:: Input rows ::

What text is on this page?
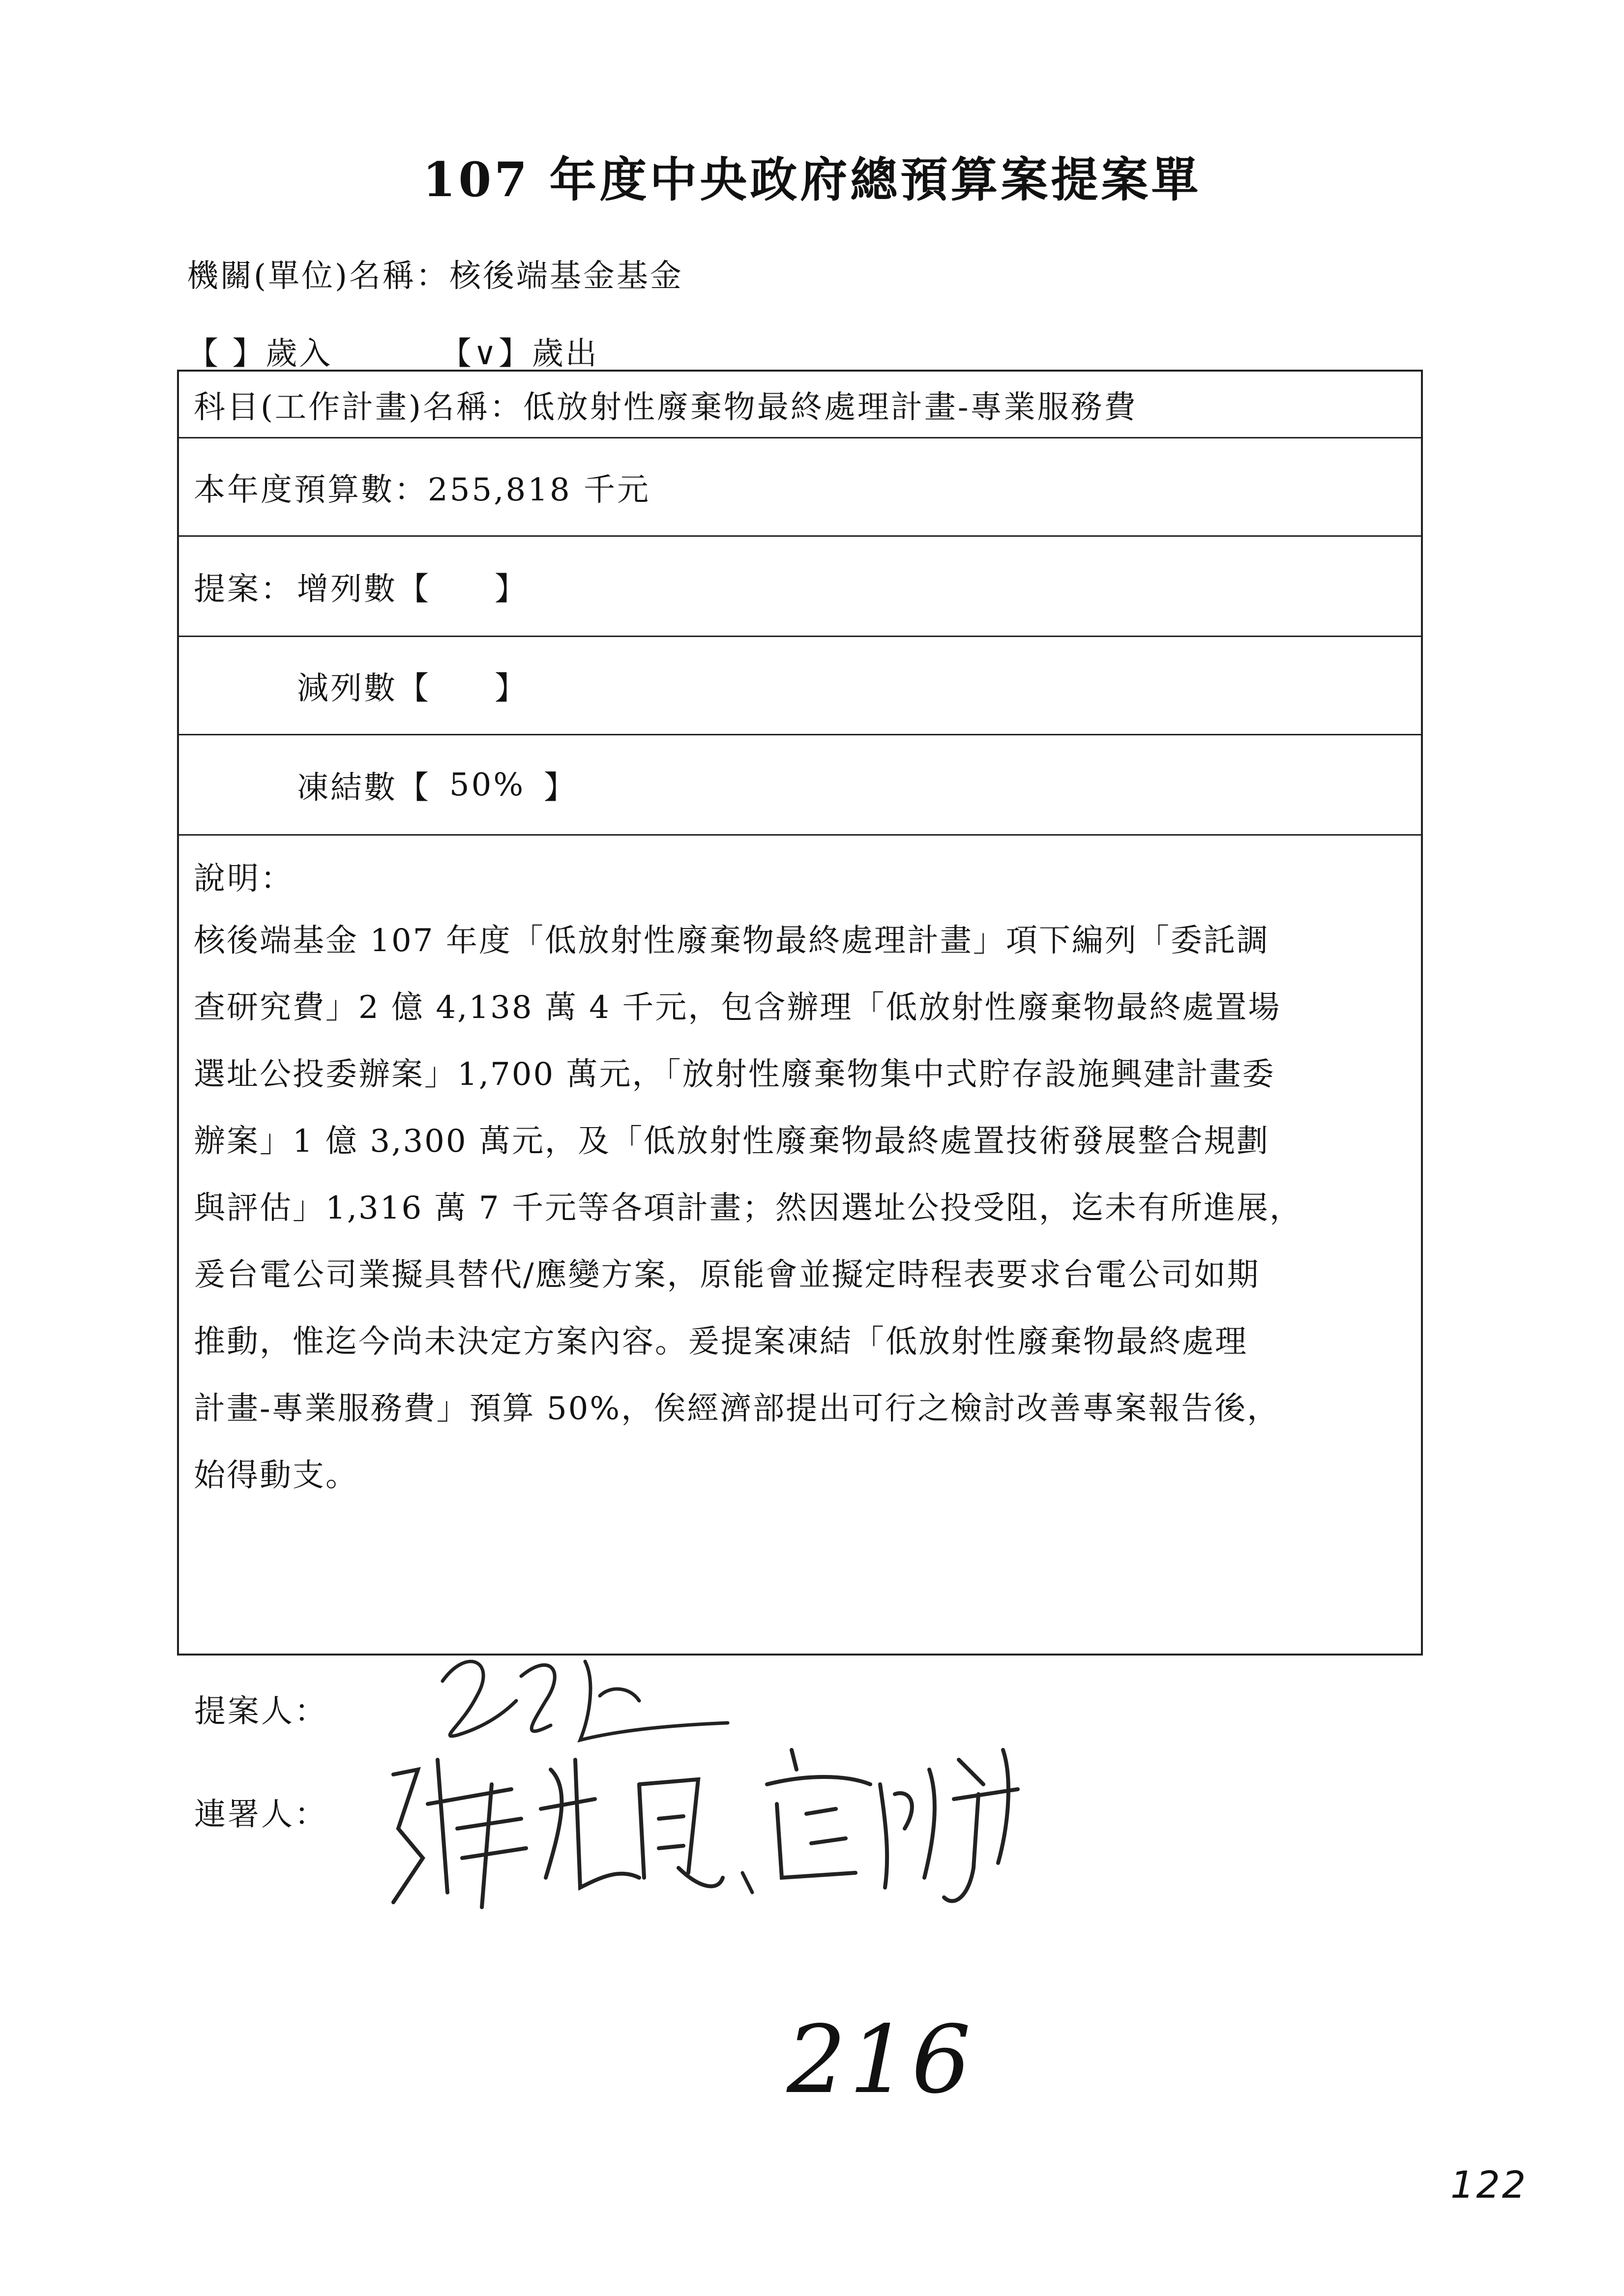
107 年度中央政府總預算案提案單
機關(單位)名稱：核後端基金基金
【 】歲入	【∨】歲出
科目(工作計畫)名稱： 低放射性廢棄物最終處理計畫-專業服務費
本年度預算數： 255,818 千元
提案： 增列數【 】
減列數【 】
凍結數【 50% 】
說明：
核後端基金 107 年度「低放射性廢棄物最終處理計畫」項下編列「委託調
查研究費」2 億 4,138 萬 4 千元，包含辦理「低放射性廢棄物最終處置場
選址公投委辦案」1,700 萬元，「放射性廢棄物集中式貯存設施興建計畫委
辦案」1 億 3,300 萬元，及「低放射性廢棄物最終處置技術發展整合規劃
與評估」1,316 萬 7 千元等各項計畫；然因選址公投受阻，迄未有所進展，
爰台電公司業擬具替代/應變方案，原能會並擬定時程表要求台電公司如期
推動，惟迄今尚未決定方案內容。爰提案凍結「低放射性廢棄物最終處理
計畫-專業服務費」預算 50%，俟經濟部提出可行之檢討改善專案報告後，
始得動支。
提案人：
連署人：
216
122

:: Problem to work on ::
Copy everything in the records above except the pictures, exactly as written.

:: Exercise output ::
What text is on this page?
107 年度中央政府總預算案提案單
機關(單位)名稱：核後端基金基金
【 】歲入	【∨】歲出
科目(工作計畫)名稱： 低放射性廢棄物最終處理計畫-專業服務費
本年度預算數： 255,818 千元
提案： 增列數【 】
減列數【 】
凍結數【 50% 】
說明：
核後端基金 107 年度「低放射性廢棄物最終處理計畫」項下編列「委託調
查研究費」2 億 4,138 萬 4 千元，包含辦理「低放射性廢棄物最終處置場
選址公投委辦案」1,700 萬元，「放射性廢棄物集中式貯存設施興建計畫委
辦案」1 億 3,300 萬元，及「低放射性廢棄物最終處置技術發展整合規劃
與評估」1,316 萬 7 千元等各項計畫；然因選址公投受阻，迄未有所進展，
爰台電公司業擬具替代/應變方案，原能會並擬定時程表要求台電公司如期
推動，惟迄今尚未決定方案內容。爰提案凍結「低放射性廢棄物最終處理
計畫-專業服務費」預算 50%，俟經濟部提出可行之檢討改善專案報告後，
始得動支。
提案人：
連署人：
216
122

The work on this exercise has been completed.